**Provided records:**
= = = = = = =

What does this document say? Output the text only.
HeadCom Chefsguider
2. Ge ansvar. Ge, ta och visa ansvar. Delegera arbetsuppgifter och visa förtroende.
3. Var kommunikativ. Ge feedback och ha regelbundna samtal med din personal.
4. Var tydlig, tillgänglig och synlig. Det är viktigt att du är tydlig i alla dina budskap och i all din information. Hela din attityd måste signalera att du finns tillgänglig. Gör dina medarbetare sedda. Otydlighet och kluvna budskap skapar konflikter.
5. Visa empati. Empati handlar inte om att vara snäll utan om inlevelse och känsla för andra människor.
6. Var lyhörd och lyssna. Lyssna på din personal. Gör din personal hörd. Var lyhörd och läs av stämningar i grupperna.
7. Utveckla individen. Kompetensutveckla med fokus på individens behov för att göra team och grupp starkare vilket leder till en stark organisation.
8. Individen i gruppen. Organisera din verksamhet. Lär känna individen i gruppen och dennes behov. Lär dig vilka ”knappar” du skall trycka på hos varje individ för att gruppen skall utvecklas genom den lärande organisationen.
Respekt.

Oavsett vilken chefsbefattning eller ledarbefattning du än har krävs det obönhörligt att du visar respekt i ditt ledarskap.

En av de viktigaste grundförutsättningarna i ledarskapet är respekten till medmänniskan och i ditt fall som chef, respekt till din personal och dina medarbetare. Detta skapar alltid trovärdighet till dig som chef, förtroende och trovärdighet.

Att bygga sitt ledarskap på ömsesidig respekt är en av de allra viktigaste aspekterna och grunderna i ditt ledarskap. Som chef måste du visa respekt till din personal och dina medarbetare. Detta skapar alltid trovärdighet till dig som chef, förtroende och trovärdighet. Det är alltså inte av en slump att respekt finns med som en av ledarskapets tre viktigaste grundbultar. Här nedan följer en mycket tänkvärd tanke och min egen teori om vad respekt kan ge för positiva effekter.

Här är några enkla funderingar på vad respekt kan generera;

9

= = = = = = =

**Your objective:**
Return the full data above, line for line.

**Exercise result:**
What does this document say? Output the text only.
HeadCom Chefsguider
2. Ge ansvar. Ge, ta och visa ansvar. Delegera arbetsuppgifter och visa förtroende.
3. Var kommunikativ. Ge feedback och ha regelbundna samtal med din personal.
4. Var tydlig, tillgänglig och synlig. Det är viktigt att du är tydlig i alla dina budskap och i all din information. Hela din attityd måste signalera att du finns tillgänglig. Gör dina medarbetare sedda. Otydlighet och kluvna budskap skapar konflikter.
5. Visa empati. Empati handlar inte om att vara snäll utan om inlevelse och känsla för andra människor.
6. Var lyhörd och lyssna. Lyssna på din personal. Gör din personal hörd. Var lyhörd och läs av stämningar i grupperna.
7. Utveckla individen. Kompetensutveckla med fokus på individens behov för att göra team och grupp starkare vilket leder till en stark organisation.
8. Individen i gruppen. Organisera din verksamhet. Lär känna individen i gruppen och dennes behov. Lär dig vilka ”knappar” du skall trycka på hos varje individ för att gruppen skall utvecklas genom den lärande organisationen.
Respekt.

Oavsett vilken chefsbefattning eller ledarbefattning du än har krävs det obönhörligt att du visar respekt i ditt ledarskap.

En av de viktigaste grundförutsättningarna i ledarskapet är respekten till medmänniskan och i ditt fall som chef, respekt till din personal och dina medarbetare. Detta skapar alltid trovärdighet till dig som chef, förtroende och trovärdighet.

Att bygga sitt ledarskap på ömsesidig respekt är en av de allra viktigaste aspekterna och grunderna i ditt ledarskap. Som chef måste du visa respekt till din personal och dina medarbetare. Detta skapar alltid trovärdighet till dig som chef, förtroende och trovärdighet. Det är alltså inte av en slump att respekt finns med som en av ledarskapets tre viktigaste grundbultar. Här nedan följer en mycket tänkvärd tanke och min egen teori om vad respekt kan ge för positiva effekter.

Här är några enkla funderingar på vad respekt kan generera;

9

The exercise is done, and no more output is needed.